> [Your goal] Return all of the entries exactly as written.

> [Source records]

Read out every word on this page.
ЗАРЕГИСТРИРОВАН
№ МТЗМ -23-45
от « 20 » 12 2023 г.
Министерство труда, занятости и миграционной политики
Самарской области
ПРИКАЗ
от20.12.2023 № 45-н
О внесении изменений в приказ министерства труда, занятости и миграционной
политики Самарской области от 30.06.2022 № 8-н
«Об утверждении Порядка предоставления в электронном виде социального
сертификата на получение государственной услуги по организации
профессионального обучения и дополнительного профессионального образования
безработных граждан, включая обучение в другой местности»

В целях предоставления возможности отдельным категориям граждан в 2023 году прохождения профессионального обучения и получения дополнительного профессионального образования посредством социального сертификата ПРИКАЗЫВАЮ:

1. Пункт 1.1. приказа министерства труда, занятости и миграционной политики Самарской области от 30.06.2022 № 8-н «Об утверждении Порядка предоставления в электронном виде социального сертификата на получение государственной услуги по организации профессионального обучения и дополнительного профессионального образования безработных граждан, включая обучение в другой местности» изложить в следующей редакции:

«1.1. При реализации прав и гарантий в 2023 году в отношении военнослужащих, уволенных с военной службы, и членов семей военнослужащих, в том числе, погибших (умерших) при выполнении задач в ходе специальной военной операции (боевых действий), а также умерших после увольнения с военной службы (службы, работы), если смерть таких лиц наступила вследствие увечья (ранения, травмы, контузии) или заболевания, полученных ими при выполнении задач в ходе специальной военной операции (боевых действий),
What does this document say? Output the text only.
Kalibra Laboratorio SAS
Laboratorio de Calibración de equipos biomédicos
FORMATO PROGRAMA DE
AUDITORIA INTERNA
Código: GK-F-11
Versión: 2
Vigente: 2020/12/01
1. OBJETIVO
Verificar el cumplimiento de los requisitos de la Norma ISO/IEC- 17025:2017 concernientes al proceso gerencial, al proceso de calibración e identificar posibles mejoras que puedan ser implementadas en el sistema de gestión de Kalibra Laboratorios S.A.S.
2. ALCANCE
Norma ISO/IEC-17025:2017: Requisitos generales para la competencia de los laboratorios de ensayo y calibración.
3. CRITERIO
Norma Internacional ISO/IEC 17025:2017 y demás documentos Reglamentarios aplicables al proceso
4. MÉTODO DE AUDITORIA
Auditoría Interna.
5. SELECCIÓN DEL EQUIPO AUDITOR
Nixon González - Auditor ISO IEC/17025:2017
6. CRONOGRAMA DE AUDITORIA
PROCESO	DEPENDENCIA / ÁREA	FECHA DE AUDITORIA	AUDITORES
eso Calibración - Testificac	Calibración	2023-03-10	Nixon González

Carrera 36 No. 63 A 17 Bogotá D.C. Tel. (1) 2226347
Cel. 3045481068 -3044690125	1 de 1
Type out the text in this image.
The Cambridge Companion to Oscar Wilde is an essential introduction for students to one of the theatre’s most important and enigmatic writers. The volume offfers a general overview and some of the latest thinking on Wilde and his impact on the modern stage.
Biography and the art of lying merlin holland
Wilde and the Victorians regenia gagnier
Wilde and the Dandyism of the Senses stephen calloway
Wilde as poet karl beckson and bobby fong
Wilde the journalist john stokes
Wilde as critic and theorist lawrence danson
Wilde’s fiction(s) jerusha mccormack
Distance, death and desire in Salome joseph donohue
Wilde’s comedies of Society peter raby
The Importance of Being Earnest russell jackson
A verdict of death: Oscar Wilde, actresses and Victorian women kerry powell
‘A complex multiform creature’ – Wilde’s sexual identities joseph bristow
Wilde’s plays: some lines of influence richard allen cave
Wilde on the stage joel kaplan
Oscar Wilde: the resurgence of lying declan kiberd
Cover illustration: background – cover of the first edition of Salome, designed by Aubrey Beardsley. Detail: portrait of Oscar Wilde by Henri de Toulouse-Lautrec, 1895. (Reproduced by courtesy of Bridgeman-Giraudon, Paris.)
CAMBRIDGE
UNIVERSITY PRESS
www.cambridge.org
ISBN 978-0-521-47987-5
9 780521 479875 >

> [Output below]
Read out every word on this page.
ЗАРЕГИСТРИРОВАН
№ МТЗМ -23-45
от « 20 » 12 2023 г.
Министерство труда, занятости и миграционной политики
Самарской области
ПРИКАЗ
от20.12.2023 № 45-н
О внесении изменений в приказ министерства труда, занятости и миграционной
политики Самарской области от 30.06.2022 № 8-н
«Об утверждении Порядка предоставления в электронном виде социального
сертификата на получение государственной услуги по организации
профессионального обучения и дополнительного профессионального образования
безработных граждан, включая обучение в другой местности»

В целях предоставления возможности отдельным категориям граждан в 2023 году прохождения профессионального обучения и получения дополнительного профессионального образования посредством социального сертификата ПРИКАЗЫВАЮ:

1. Пункт 1.1. приказа министерства труда, занятости и миграционной политики Самарской области от 30.06.2022 № 8-н «Об утверждении Порядка предоставления в электронном виде социального сертификата на получение государственной услуги по организации профессионального обучения и дополнительного профессионального образования безработных граждан, включая обучение в другой местности» изложить в следующей редакции:

«1.1. При реализации прав и гарантий в 2023 году в отношении военнослужащих, уволенных с военной службы, и членов семей военнослужащих, в том числе, погибших (умерших) при выполнении задач в ходе специальной военной операции (боевых действий), а также умерших после увольнения с военной службы (службы, работы), если смерть таких лиц наступила вследствие увечья (ранения, травмы, контузии) или заболевания, полученных ими при выполнении задач в ходе специальной военной операции (боевых действий),
What does this document say? Output the text only.
Kalibra Laboratorio SAS
Laboratorio de Calibración de equipos biomédicos
FORMATO PROGRAMA DE
AUDITORIA INTERNA
Código: GK-F-11
Versión: 2
Vigente: 2020/12/01
1. OBJETIVO
Verificar el cumplimiento de los requisitos de la Norma ISO/IEC- 17025:2017 concernientes al proceso gerencial, al proceso de calibración e identificar posibles mejoras que puedan ser implementadas en el sistema de gestión de Kalibra Laboratorios S.A.S.
2. ALCANCE
Norma ISO/IEC-17025:2017: Requisitos generales para la competencia de los laboratorios de ensayo y calibración.
3. CRITERIO
Norma Internacional ISO/IEC 17025:2017 y demás documentos Reglamentarios aplicables al proceso
4. MÉTODO DE AUDITORIA
Auditoría Interna.
5. SELECCIÓN DEL EQUIPO AUDITOR
Nixon González - Auditor ISO IEC/17025:2017
6. CRONOGRAMA DE AUDITORIA
PROCESO	DEPENDENCIA / ÁREA	FECHA DE AUDITORIA	AUDITORES
eso Calibración - Testificac	Calibración	2023-03-10	Nixon González

Carrera 36 No. 63 A 17 Bogotá D.C. Tel. (1) 2226347
Cel. 3045481068 -3044690125	1 de 1
Type out the text in this image.
The Cambridge Companion to Oscar Wilde is an essential introduction for students to one of the theatre’s most important and enigmatic writers. The volume offfers a general overview and some of the latest thinking on Wilde and his impact on the modern stage.
Biography and the art of lying merlin holland
Wilde and the Victorians regenia gagnier
Wilde and the Dandyism of the Senses stephen calloway
Wilde as poet karl beckson and bobby fong
Wilde the journalist john stokes
Wilde as critic and theorist lawrence danson
Wilde’s fiction(s) jerusha mccormack
Distance, death and desire in Salome joseph donohue
Wilde’s comedies of Society peter raby
The Importance of Being Earnest russell jackson
A verdict of death: Oscar Wilde, actresses and Victorian women kerry powell
‘A complex multiform creature’ – Wilde’s sexual identities joseph bristow
Wilde’s plays: some lines of influence richard allen cave
Wilde on the stage joel kaplan
Oscar Wilde: the resurgence of lying declan kiberd
Cover illustration: background – cover of the first edition of Salome, designed by Aubrey Beardsley. Detail: portrait of Oscar Wilde by Henri de Toulouse-Lautrec, 1895. (Reproduced by courtesy of Bridgeman-Giraudon, Paris.)
CAMBRIDGE
UNIVERSITY PRESS
www.cambridge.org
ISBN 978-0-521-47987-5
9 780521 479875 >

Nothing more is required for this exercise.